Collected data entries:

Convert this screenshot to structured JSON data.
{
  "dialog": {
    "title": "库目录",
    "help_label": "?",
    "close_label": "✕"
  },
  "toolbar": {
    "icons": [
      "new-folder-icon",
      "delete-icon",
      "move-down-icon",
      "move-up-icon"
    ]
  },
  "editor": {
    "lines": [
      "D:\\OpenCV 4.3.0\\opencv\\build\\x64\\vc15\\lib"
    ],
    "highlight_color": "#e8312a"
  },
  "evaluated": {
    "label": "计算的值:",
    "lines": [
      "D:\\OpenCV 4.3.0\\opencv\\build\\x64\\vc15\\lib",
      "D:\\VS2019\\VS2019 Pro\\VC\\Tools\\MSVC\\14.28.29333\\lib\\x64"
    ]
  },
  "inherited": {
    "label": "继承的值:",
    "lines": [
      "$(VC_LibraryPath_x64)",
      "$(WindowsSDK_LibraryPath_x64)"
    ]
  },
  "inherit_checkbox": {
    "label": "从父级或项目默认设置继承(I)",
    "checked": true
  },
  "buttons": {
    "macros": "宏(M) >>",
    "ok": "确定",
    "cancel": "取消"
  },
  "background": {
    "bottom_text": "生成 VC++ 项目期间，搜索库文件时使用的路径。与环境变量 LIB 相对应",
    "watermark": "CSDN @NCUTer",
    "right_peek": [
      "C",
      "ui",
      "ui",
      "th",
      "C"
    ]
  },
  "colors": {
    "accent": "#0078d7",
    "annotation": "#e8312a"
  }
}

[Requirement]: Search the preceding listing for "OpenCV" and extract every line where it is found.

[Result of the task]:
      "D:\\OpenCV 4.3.0\\opencv\\build\\x64\\vc15\\lib"
      "D:\\OpenCV 4.3.0\\opencv\\build\\x64\\vc15\\lib",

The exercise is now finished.